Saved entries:
[Begin]

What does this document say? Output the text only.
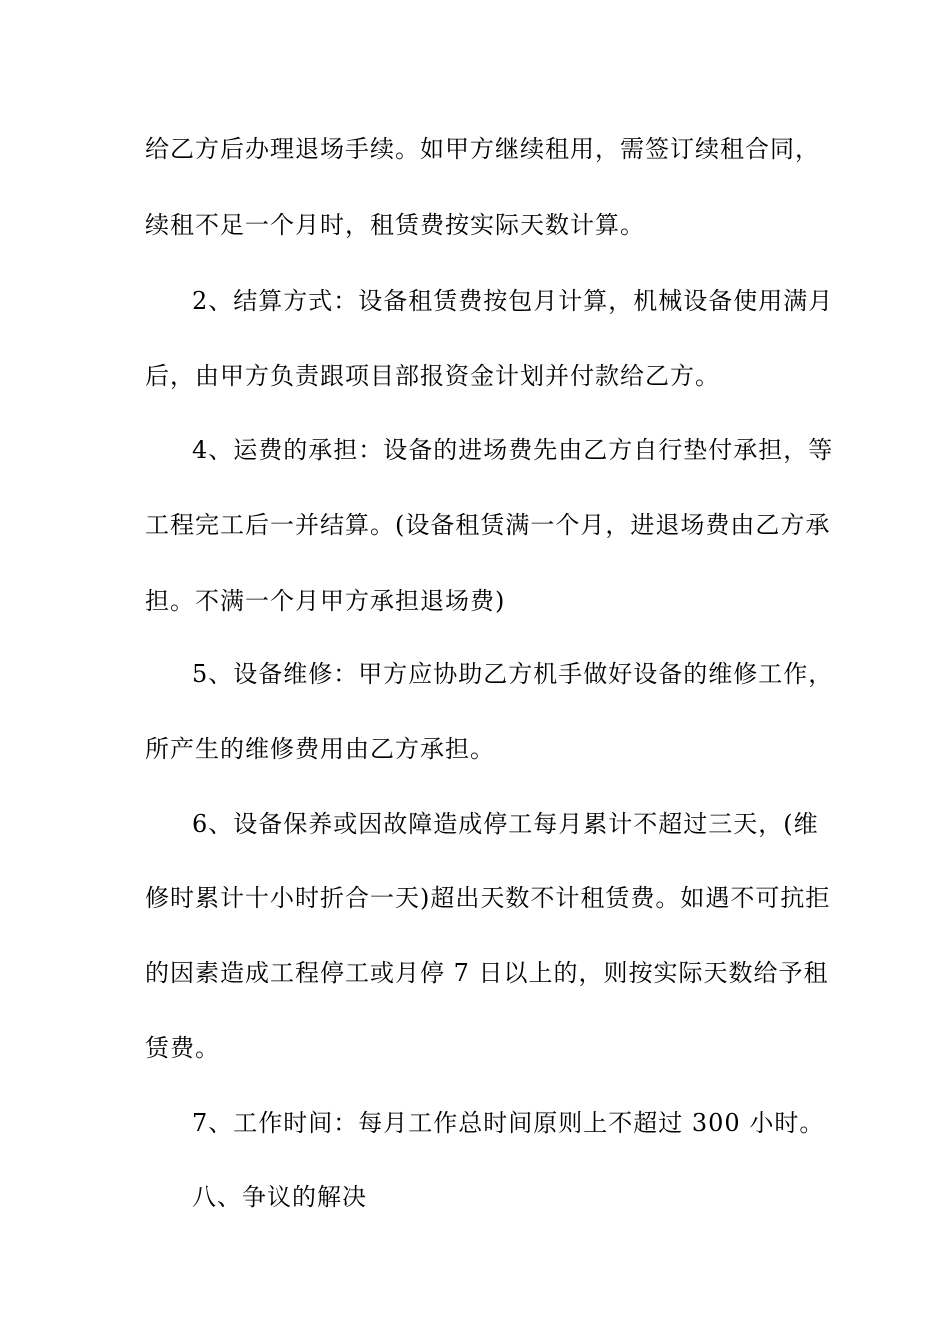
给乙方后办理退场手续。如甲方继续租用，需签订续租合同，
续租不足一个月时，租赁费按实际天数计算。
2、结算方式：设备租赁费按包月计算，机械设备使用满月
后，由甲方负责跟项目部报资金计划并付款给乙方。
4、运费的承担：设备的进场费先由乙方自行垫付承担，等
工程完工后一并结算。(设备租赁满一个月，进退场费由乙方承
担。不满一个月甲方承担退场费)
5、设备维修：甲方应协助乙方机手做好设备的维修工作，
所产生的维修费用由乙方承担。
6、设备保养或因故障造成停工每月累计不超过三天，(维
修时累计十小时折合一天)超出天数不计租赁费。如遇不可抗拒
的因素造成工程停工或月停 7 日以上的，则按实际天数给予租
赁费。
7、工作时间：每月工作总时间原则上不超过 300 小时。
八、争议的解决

[End]

WRITTEN TASK
Set down the material exactly, every line of it, except for the pictures.

RESPONSE TO THIS TASK
What does this document say? Output the text only.
给乙方后办理退场手续。如甲方继续租用，需签订续租合同，
续租不足一个月时，租赁费按实际天数计算。
2、结算方式：设备租赁费按包月计算，机械设备使用满月
后，由甲方负责跟项目部报资金计划并付款给乙方。
4、运费的承担：设备的进场费先由乙方自行垫付承担，等
工程完工后一并结算。(设备租赁满一个月，进退场费由乙方承
担。不满一个月甲方承担退场费)
5、设备维修：甲方应协助乙方机手做好设备的维修工作，
所产生的维修费用由乙方承担。
6、设备保养或因故障造成停工每月累计不超过三天，(维
修时累计十小时折合一天)超出天数不计租赁费。如遇不可抗拒
的因素造成工程停工或月停 7 日以上的，则按实际天数给予租
赁费。
7、工作时间：每月工作总时间原则上不超过 300 小时。
八、争议的解决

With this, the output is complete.